:: What is needed ::
Go through the entries one line at a time, and gather every line that has the word "measure".
━━━━━━━━━━━━━━━━━━━━
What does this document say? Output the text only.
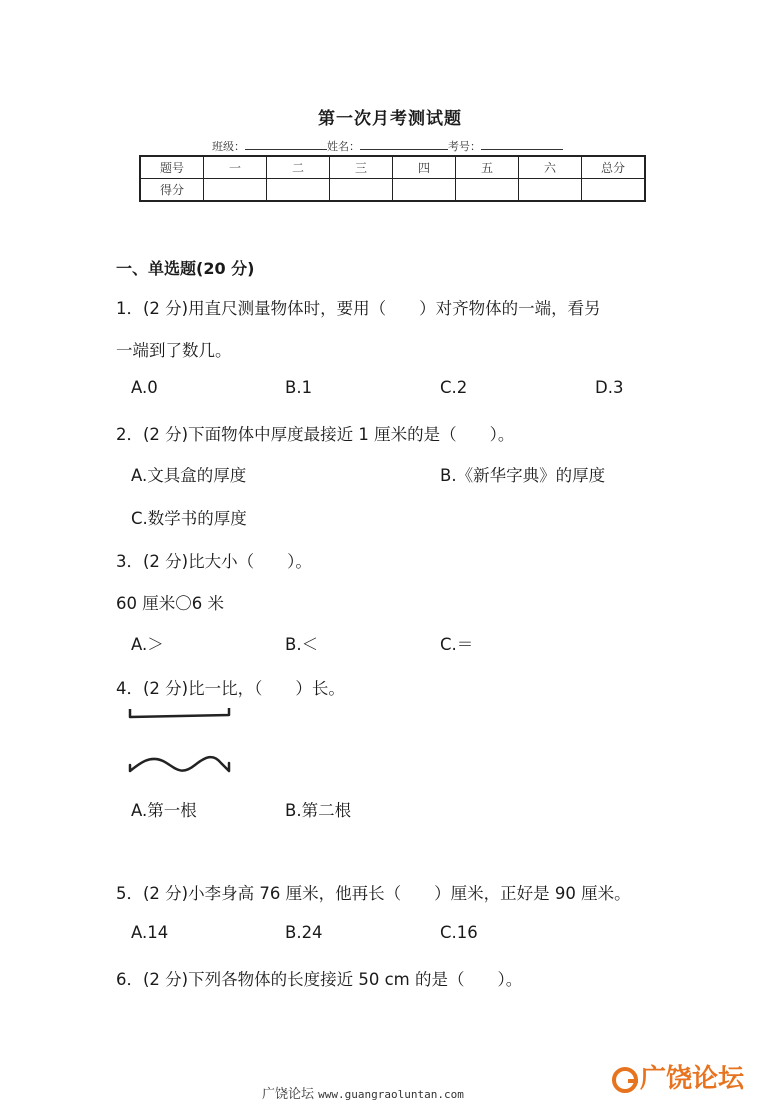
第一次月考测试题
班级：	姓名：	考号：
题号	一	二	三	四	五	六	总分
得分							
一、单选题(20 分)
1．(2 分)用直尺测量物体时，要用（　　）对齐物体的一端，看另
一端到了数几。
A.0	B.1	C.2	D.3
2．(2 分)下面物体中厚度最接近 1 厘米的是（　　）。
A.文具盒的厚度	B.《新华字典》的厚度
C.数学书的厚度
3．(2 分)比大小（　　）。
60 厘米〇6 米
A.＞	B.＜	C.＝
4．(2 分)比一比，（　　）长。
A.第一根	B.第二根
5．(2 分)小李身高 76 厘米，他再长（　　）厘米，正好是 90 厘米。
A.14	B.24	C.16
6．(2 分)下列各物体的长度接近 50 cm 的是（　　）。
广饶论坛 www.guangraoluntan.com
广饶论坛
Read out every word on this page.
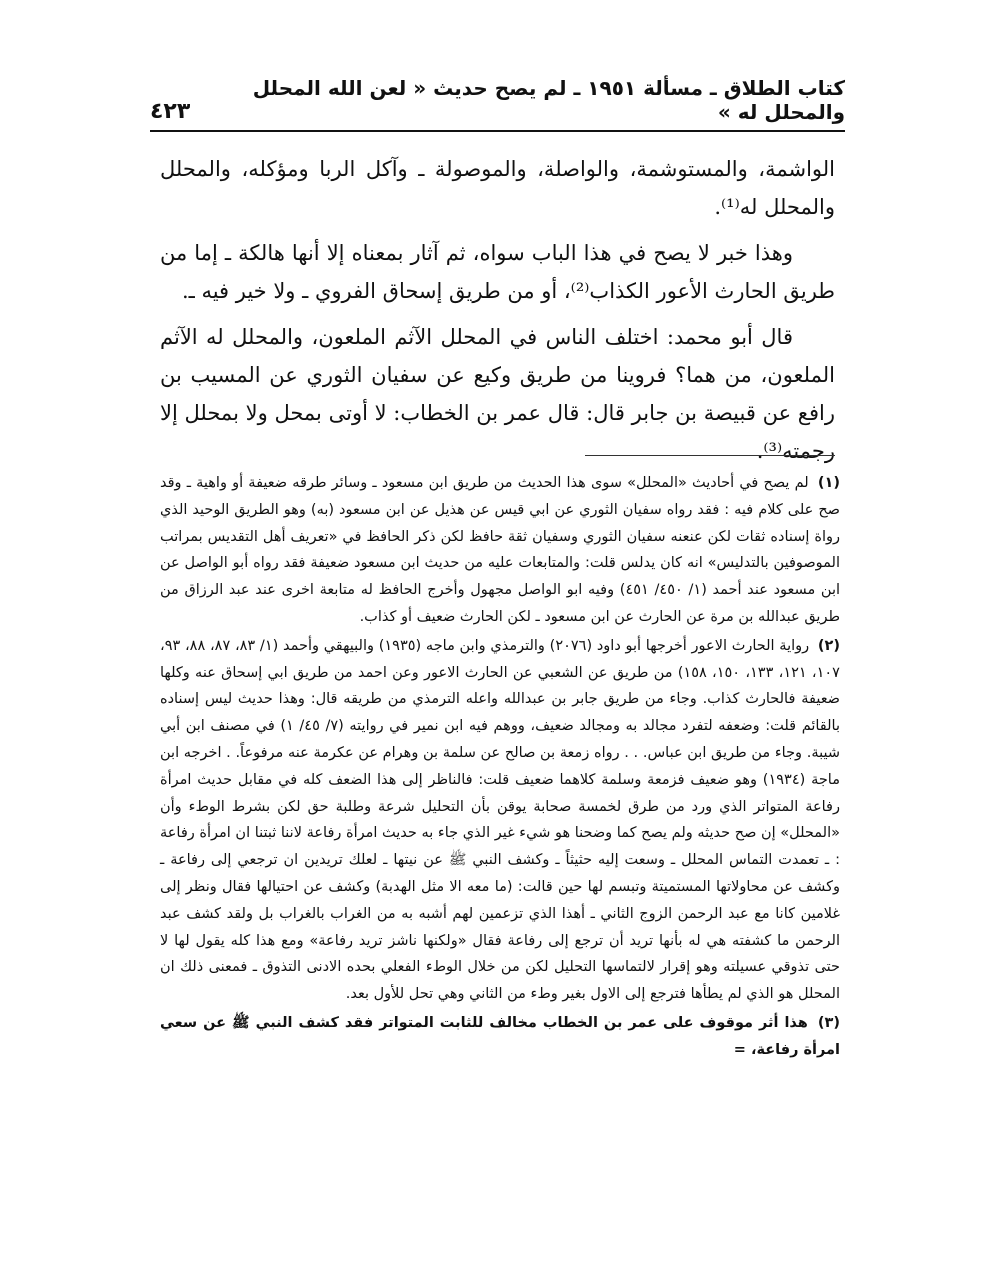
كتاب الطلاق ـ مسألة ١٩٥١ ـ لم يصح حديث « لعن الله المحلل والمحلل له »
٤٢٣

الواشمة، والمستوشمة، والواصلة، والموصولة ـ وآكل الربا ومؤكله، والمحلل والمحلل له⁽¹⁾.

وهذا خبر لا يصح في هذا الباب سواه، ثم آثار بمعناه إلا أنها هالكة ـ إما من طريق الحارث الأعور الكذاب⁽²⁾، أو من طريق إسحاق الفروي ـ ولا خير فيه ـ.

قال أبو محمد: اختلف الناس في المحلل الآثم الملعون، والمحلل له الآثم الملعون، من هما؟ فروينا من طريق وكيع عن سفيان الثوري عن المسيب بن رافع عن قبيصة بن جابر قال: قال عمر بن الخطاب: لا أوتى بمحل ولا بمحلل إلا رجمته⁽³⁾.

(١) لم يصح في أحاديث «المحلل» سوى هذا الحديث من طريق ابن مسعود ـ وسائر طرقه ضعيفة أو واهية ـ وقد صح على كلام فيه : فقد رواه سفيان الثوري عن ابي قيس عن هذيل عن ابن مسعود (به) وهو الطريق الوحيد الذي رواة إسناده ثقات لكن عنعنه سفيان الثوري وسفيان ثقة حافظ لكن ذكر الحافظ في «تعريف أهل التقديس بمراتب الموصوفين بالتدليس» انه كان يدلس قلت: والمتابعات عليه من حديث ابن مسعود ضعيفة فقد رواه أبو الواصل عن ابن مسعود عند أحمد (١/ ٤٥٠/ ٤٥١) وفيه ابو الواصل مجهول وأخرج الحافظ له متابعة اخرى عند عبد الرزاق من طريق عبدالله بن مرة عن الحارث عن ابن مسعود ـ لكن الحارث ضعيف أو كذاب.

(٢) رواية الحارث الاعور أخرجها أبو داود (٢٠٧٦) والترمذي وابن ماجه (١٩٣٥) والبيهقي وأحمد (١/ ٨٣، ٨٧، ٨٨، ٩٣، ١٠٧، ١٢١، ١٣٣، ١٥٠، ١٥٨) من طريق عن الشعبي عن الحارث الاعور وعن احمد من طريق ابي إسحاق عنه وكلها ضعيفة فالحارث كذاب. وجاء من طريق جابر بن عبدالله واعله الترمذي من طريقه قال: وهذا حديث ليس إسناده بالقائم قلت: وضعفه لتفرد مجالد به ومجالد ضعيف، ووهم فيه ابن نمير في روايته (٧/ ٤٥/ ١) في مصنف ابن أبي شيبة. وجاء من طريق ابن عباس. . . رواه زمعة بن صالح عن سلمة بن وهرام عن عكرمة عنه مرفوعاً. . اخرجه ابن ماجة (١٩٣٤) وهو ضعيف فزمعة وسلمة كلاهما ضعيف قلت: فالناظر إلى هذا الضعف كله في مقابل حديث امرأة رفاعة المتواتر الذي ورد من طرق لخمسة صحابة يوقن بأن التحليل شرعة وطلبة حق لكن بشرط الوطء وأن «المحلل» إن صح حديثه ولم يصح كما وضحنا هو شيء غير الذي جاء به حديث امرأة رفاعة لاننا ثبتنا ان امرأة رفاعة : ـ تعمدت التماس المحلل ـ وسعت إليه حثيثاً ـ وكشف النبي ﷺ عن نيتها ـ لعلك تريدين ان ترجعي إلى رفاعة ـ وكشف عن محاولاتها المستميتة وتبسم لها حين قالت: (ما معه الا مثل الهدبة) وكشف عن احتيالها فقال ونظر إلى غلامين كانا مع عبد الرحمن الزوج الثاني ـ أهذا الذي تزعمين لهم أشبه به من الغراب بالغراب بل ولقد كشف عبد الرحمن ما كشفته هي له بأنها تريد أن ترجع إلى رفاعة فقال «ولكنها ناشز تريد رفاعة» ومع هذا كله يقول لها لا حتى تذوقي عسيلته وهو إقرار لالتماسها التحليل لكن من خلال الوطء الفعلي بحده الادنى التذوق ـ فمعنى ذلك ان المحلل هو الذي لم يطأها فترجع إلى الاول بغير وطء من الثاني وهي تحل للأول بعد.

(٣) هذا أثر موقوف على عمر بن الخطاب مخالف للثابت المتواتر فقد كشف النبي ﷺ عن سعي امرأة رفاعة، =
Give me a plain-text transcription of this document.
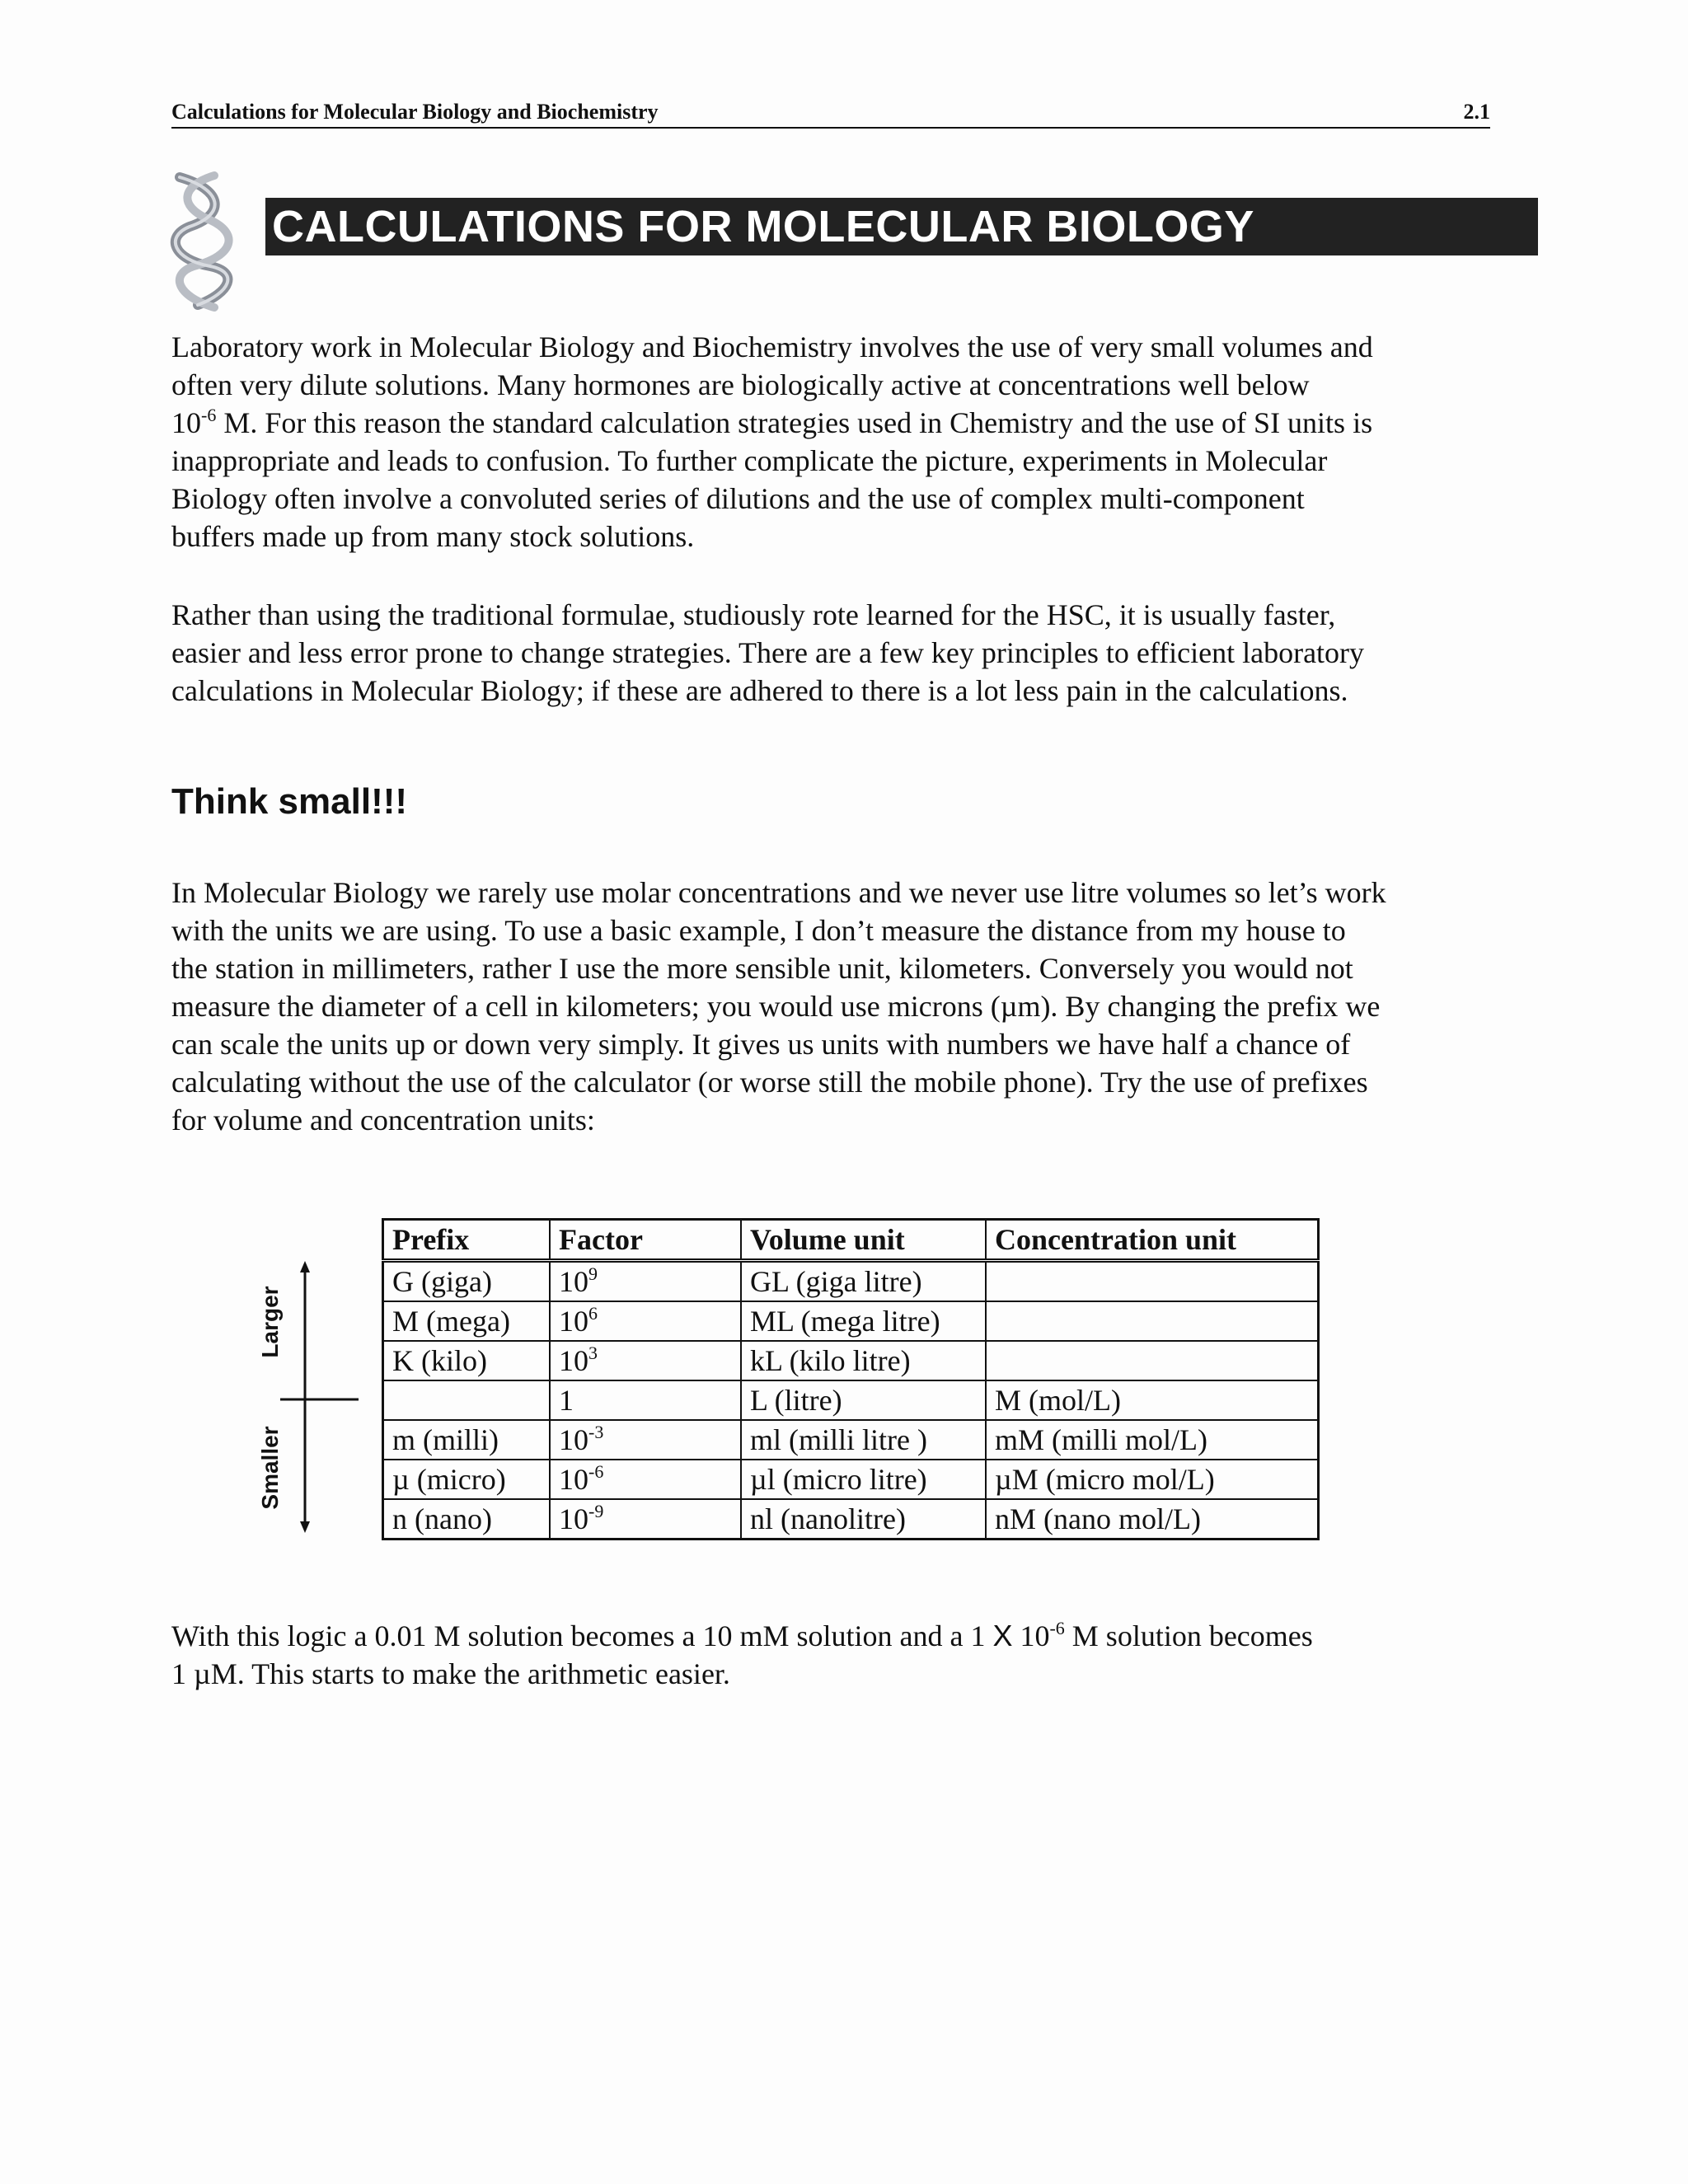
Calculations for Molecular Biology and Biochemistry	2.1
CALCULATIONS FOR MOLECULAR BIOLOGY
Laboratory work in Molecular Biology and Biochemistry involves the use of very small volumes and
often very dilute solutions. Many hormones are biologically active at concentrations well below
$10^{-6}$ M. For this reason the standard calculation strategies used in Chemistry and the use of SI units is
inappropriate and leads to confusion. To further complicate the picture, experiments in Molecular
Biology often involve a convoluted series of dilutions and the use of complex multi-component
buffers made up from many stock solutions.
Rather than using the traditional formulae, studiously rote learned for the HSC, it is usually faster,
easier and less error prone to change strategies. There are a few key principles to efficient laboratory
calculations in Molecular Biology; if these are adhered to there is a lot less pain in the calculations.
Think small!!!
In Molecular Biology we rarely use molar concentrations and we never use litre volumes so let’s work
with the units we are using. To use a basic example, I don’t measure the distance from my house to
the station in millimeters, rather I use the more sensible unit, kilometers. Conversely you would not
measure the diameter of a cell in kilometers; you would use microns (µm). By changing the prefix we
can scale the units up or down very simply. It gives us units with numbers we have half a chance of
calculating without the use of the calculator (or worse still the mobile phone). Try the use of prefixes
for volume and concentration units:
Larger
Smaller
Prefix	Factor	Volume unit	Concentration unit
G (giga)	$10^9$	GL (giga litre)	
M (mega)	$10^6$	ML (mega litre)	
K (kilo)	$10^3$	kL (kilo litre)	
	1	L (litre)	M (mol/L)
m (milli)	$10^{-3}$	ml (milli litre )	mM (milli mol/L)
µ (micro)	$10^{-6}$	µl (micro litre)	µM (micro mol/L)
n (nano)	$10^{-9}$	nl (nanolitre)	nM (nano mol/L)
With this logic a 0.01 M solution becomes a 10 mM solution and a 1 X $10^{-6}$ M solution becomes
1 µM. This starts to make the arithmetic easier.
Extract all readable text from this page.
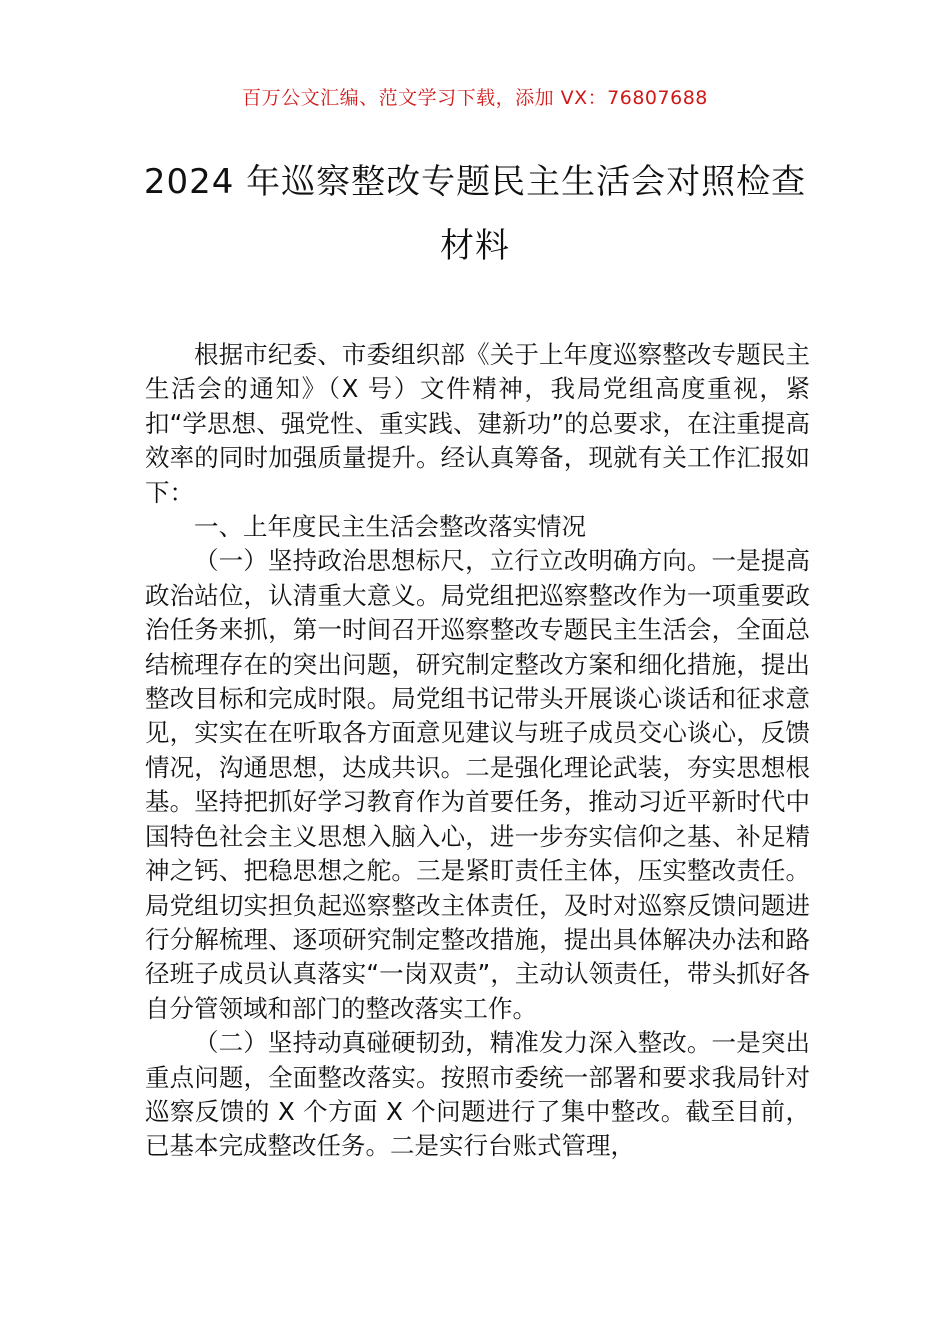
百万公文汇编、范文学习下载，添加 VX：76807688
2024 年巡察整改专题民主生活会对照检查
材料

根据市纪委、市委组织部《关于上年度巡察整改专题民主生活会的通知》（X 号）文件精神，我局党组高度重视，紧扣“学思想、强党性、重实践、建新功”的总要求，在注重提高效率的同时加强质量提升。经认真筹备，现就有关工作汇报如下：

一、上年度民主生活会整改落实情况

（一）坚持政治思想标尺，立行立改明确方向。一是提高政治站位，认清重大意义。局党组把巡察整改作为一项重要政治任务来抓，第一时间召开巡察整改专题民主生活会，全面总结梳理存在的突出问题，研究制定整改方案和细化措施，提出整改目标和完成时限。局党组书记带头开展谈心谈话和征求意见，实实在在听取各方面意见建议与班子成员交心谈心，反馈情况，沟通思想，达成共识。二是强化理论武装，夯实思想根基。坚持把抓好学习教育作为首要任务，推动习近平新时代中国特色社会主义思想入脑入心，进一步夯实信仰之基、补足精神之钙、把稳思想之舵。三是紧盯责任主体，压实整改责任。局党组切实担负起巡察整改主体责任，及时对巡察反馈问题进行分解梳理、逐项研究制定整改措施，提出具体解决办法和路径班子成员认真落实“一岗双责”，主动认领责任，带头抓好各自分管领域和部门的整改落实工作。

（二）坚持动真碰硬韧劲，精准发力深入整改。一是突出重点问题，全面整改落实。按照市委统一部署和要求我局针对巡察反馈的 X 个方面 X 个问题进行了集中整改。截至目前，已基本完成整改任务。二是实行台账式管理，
━━━━━━━━━━━━━━━━━━━━
:: Answer to the problem ::
with the units we are using. To use a basic example, I don’t measure the distance from my house to
measure the diameter of a cell in kilometers; you would use microns (µm). By changing the prefix we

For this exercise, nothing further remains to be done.